Extracted data entries:
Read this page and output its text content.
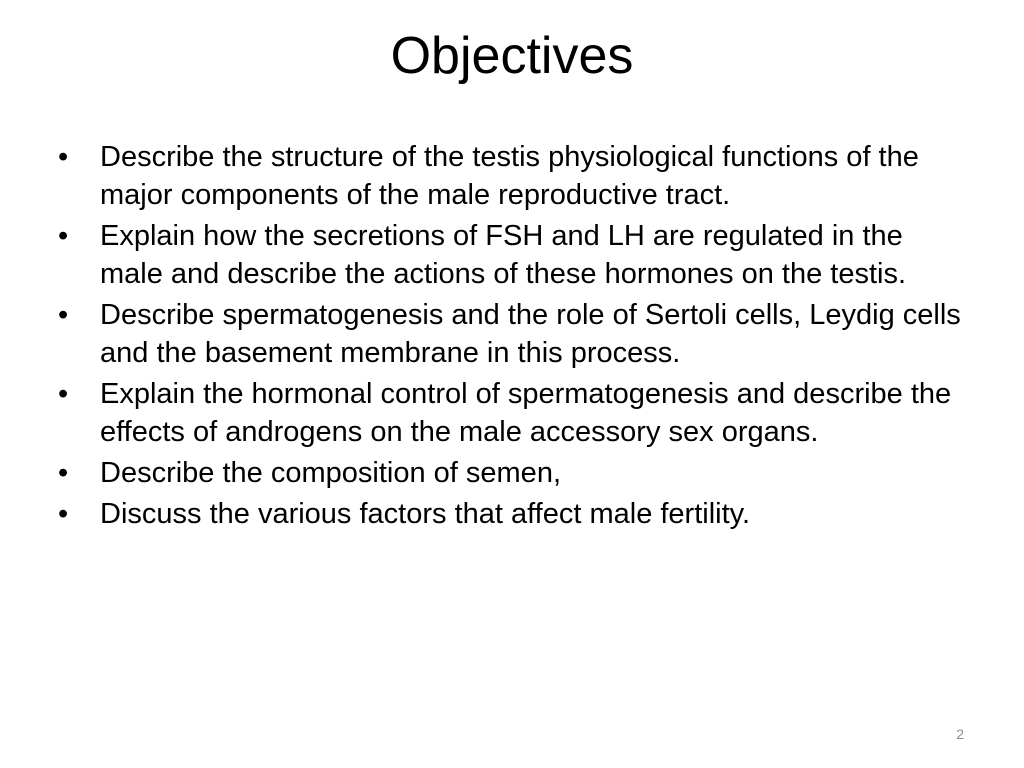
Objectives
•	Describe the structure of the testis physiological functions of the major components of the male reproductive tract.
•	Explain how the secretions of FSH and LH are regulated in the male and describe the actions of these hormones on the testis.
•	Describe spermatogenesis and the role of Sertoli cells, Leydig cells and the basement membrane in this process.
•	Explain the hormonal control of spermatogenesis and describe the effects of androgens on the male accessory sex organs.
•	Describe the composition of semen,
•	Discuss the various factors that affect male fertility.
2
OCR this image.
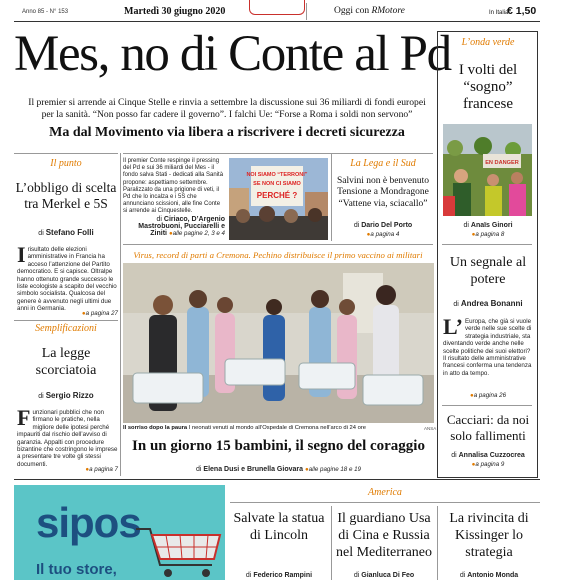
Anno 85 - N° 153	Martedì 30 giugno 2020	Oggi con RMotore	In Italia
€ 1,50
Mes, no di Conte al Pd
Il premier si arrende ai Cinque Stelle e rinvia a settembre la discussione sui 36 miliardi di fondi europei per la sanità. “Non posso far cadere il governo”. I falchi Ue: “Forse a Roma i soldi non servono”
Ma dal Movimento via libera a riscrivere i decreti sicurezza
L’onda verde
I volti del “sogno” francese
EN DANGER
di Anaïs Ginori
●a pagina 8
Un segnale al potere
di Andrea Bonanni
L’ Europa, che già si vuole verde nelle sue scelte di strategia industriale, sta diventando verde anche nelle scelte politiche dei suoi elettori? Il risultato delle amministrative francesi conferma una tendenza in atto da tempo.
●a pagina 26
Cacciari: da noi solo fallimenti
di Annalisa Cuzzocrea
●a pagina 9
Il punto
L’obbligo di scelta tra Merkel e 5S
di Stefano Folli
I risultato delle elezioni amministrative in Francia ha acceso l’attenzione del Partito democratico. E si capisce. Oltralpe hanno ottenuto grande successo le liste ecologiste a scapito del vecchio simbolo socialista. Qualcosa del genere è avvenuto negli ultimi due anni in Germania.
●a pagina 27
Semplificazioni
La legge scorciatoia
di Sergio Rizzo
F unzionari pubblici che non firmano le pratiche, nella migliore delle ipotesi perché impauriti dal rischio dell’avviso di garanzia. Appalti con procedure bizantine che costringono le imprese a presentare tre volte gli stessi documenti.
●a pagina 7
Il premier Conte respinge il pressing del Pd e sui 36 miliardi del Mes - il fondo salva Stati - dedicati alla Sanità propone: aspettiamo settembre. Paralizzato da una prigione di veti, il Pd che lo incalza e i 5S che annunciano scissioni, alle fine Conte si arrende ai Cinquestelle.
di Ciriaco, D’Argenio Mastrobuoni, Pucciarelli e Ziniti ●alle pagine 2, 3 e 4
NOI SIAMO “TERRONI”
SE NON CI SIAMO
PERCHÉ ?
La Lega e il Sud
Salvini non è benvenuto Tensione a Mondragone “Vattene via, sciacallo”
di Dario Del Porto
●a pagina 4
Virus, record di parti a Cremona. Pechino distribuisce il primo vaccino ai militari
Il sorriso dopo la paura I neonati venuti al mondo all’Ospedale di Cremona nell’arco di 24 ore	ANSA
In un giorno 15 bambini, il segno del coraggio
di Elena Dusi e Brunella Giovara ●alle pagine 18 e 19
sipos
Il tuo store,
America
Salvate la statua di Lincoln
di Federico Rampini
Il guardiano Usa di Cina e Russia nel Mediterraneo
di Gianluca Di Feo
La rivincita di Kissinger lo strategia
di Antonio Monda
...
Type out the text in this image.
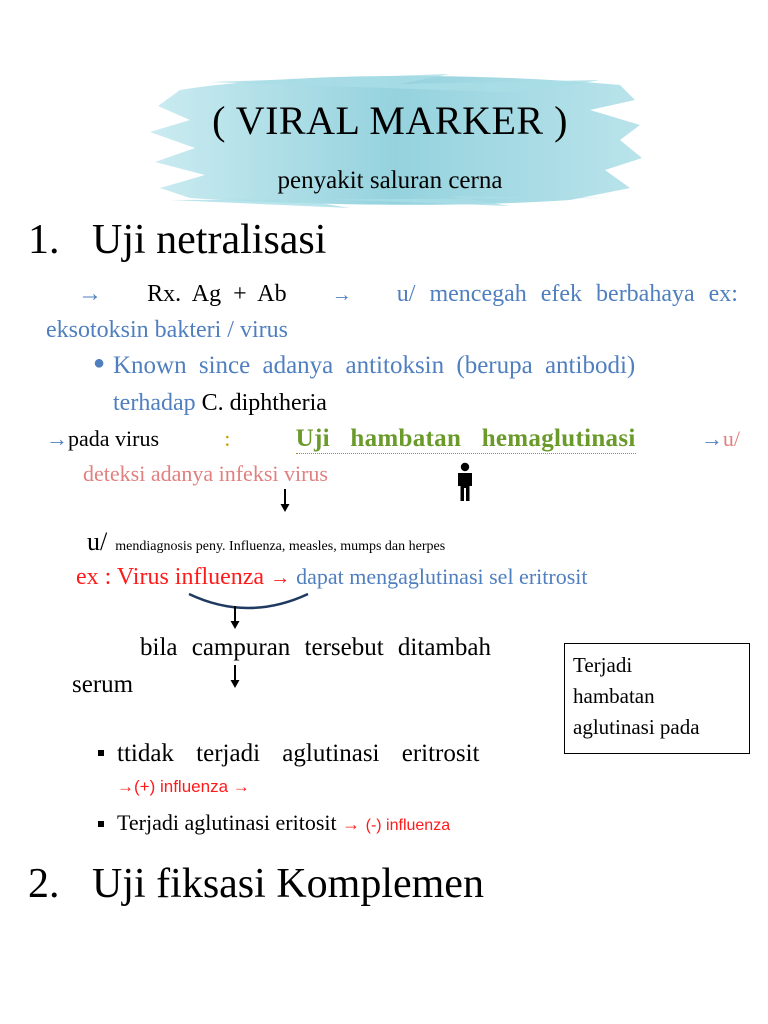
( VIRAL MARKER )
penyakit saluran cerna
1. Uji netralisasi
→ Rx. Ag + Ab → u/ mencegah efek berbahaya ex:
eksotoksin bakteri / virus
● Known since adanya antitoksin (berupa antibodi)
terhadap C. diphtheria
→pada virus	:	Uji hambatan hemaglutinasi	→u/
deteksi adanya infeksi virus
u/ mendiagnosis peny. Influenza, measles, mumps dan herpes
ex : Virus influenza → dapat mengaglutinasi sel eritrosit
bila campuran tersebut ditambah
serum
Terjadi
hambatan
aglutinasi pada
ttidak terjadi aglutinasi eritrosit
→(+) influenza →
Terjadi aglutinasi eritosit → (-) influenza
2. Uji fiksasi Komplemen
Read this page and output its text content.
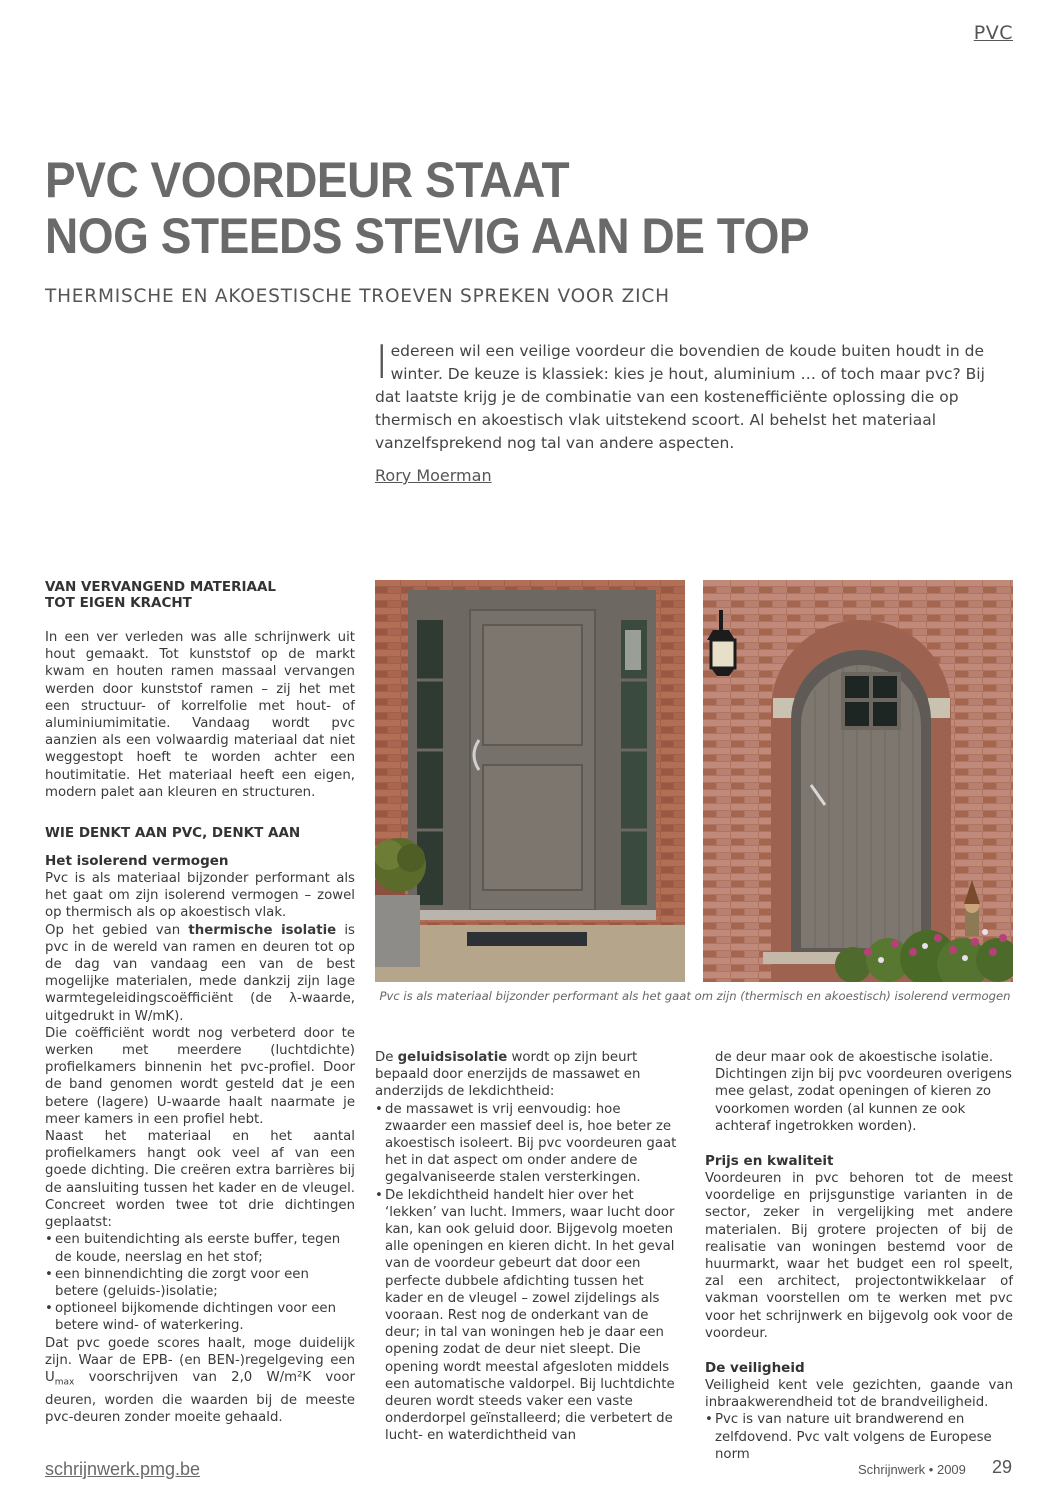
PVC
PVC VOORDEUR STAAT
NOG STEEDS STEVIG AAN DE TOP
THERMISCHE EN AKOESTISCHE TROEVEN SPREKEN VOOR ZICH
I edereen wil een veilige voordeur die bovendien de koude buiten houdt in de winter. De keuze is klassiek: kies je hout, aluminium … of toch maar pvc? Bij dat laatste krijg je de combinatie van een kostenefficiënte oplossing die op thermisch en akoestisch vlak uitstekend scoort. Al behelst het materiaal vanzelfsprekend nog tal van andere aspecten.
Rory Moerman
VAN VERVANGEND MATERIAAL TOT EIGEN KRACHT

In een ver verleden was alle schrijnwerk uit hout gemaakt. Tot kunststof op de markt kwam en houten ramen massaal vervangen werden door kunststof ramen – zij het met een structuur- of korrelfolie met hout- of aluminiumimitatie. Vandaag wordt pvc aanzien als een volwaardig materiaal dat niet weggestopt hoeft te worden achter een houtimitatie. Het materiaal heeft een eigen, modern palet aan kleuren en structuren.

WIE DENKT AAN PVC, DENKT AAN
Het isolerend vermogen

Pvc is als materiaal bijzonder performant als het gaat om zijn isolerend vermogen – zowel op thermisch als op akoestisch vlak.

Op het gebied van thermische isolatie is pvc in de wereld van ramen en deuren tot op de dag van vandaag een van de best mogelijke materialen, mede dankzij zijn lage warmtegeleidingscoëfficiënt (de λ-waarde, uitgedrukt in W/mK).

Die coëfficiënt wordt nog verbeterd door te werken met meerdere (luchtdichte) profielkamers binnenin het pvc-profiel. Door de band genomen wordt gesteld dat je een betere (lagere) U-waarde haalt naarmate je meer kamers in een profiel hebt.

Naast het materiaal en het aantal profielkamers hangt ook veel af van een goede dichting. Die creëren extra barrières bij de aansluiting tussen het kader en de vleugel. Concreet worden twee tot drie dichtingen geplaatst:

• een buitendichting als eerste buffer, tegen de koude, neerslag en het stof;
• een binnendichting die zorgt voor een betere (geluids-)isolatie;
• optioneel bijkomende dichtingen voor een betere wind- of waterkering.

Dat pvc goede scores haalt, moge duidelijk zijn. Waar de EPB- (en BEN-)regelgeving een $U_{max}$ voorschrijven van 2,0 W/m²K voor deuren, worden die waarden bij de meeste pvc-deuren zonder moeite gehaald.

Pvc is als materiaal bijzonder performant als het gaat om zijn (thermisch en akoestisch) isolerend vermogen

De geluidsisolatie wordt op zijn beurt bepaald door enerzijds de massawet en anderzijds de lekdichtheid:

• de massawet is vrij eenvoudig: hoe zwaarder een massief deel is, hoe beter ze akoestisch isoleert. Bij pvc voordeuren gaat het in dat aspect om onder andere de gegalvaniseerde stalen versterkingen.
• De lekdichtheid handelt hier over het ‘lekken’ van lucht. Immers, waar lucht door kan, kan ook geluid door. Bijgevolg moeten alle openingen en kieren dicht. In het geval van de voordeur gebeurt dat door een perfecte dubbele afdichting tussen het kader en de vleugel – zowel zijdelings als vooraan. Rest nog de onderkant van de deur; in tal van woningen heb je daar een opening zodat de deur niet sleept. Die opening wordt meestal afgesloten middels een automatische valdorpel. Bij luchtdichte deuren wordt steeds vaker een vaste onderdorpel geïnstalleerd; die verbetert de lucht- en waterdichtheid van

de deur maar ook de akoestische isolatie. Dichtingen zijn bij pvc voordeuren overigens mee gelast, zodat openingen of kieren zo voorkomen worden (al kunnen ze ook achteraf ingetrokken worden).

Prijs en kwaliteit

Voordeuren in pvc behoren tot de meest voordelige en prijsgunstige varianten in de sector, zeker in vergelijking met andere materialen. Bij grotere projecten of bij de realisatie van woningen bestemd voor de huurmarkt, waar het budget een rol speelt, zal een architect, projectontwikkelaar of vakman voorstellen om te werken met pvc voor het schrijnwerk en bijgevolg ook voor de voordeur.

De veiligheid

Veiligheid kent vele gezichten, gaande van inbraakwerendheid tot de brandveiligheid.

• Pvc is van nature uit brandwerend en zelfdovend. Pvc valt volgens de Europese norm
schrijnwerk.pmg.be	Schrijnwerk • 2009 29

[Required work]: Copy all lines of the records that have the string "eritrosit" in them.

[Result of this task]:
ex : Virus influenza → dapat mengaglutinasi sel eritrosit
ttidak terjadi aglutinasi eritrosit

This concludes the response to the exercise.